Exercise instructions: Repeat each record below exactly, dropping the pictures.

-------- Data for processing

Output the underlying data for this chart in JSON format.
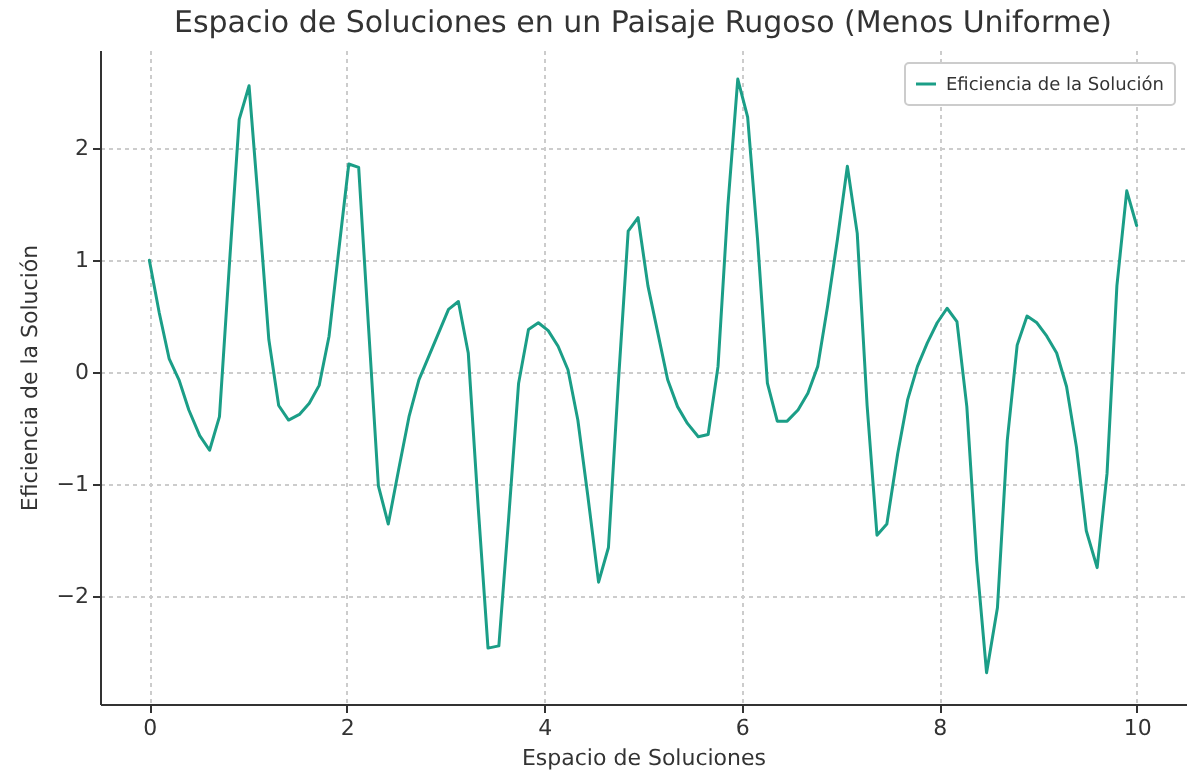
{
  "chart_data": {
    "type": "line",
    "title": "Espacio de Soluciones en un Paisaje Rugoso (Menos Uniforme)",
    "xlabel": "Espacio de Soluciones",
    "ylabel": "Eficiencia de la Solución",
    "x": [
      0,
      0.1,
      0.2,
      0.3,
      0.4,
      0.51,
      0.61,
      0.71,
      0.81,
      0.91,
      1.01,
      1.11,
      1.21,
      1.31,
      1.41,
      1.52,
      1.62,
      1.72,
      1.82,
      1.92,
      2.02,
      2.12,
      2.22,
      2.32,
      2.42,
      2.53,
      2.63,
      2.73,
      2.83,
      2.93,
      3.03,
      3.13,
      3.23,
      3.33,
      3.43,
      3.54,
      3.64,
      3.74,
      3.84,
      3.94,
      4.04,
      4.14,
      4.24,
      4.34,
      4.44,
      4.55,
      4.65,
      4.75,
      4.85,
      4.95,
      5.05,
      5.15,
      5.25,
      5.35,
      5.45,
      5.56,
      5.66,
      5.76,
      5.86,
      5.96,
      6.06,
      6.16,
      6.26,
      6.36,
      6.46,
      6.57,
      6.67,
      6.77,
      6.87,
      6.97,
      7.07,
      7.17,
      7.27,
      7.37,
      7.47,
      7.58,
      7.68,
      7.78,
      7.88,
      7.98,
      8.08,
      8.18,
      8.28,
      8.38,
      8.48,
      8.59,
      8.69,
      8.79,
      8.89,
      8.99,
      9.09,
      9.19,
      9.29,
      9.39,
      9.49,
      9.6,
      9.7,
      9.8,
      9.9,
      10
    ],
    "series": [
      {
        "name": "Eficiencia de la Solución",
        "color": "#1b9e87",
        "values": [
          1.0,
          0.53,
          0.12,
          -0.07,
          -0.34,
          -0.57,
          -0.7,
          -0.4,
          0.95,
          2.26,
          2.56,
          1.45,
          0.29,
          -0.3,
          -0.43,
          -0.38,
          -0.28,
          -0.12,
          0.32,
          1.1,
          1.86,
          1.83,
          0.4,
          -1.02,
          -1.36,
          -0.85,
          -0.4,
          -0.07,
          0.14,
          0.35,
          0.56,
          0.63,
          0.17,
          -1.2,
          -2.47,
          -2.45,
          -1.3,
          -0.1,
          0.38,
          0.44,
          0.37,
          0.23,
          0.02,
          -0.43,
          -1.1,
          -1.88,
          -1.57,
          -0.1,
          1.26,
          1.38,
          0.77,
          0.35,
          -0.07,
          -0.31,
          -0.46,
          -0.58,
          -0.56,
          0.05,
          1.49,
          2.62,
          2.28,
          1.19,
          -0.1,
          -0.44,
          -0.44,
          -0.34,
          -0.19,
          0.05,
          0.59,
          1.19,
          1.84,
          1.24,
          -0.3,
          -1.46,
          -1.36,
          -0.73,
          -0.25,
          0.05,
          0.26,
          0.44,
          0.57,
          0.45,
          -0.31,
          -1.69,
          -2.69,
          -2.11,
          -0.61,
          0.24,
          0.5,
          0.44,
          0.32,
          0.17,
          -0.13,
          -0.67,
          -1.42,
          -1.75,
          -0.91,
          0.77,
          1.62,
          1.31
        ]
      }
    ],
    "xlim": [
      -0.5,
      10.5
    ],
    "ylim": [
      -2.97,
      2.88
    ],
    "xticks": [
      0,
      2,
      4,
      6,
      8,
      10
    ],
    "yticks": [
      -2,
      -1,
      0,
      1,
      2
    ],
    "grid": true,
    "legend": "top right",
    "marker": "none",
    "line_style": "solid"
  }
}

----------------

Solution to this exercise:
Output the underlying data for this chart in JSON format.
{
  "chart_data": {
    "type": "line",
    "title": "Espacio de Soluciones en un Paisaje Rugoso (Menos Uniforme)",
    "xlabel": "Espacio de Soluciones",
    "ylabel": "Eficiencia de la Solución",
    "x": [
      0,
      0.1,
      0.2,
      0.3,
      0.4,
      0.51,
      0.61,
      0.71,
      0.81,
      0.91,
      1.01,
      1.11,
      1.21,
      1.31,
      1.41,
      1.52,
      1.62,
      1.72,
      1.82,
      1.92,
      2.02,
      2.12,
      2.22,
      2.32,
      2.42,
      2.53,
      2.63,
      2.73,
      2.83,
      2.93,
      3.03,
      3.13,
      3.23,
      3.33,
      3.43,
      3.54,
      3.64,
      3.74,
      3.84,
      3.94,
      4.04,
      4.14,
      4.24,
      4.34,
      4.44,
      4.55,
      4.65,
      4.75,
      4.85,
      4.95,
      5.05,
      5.15,
      5.25,
      5.35,
      5.45,
      5.56,
      5.66,
      5.76,
      5.86,
      5.96,
      6.06,
      6.16,
      6.26,
      6.36,
      6.46,
      6.57,
      6.67,
      6.77,
      6.87,
      6.97,
      7.07,
      7.17,
      7.27,
      7.37,
      7.47,
      7.58,
      7.68,
      7.78,
      7.88,
      7.98,
      8.08,
      8.18,
      8.28,
      8.38,
      8.48,
      8.59,
      8.69,
      8.79,
      8.89,
      8.99,
      9.09,
      9.19,
      9.29,
      9.39,
      9.49,
      9.6,
      9.7,
      9.8,
      9.9,
      10
    ],
    "series": [
      {
        "name": "Eficiencia de la Solución",
        "color": "#1b9e87",
        "values": [
          1.0,
          0.53,
          0.12,
          -0.07,
          -0.34,
          -0.57,
          -0.7,
          -0.4,
          0.95,
          2.26,
          2.56,
          1.45,
          0.29,
          -0.3,
          -0.43,
          -0.38,
          -0.28,
          -0.12,
          0.32,
          1.1,
          1.86,
          1.83,
          0.4,
          -1.02,
          -1.36,
          -0.85,
          -0.4,
          -0.07,
          0.14,
          0.35,
          0.56,
          0.63,
          0.17,
          -1.2,
          -2.47,
          -2.45,
          -1.3,
          -0.1,
          0.38,
          0.44,
          0.37,
          0.23,
          0.02,
          -0.43,
          -1.1,
          -1.88,
          -1.57,
          -0.1,
          1.26,
          1.38,
          0.77,
          0.35,
          -0.07,
          -0.31,
          -0.46,
          -0.58,
          -0.56,
          0.05,
          1.49,
          2.62,
          2.28,
          1.19,
          -0.1,
          -0.44,
          -0.44,
          -0.34,
          -0.19,
          0.05,
          0.59,
          1.19,
          1.84,
          1.24,
          -0.3,
          -1.46,
          -1.36,
          -0.73,
          -0.25,
          0.05,
          0.26,
          0.44,
          0.57,
          0.45,
          -0.31,
          -1.69,
          -2.69,
          -2.11,
          -0.61,
          0.24,
          0.5,
          0.44,
          0.32,
          0.17,
          -0.13,
          -0.67,
          -1.42,
          -1.75,
          -0.91,
          0.77,
          1.62,
          1.31
        ]
      }
    ],
    "xlim": [
      -0.5,
      10.5
    ],
    "ylim": [
      -2.97,
      2.88
    ],
    "xticks": [
      0,
      2,
      4,
      6,
      8,
      10
    ],
    "yticks": [
      -2,
      -1,
      0,
      1,
      2
    ],
    "grid": true,
    "legend": "top right",
    "marker": "none",
    "line_style": "solid"
  }
}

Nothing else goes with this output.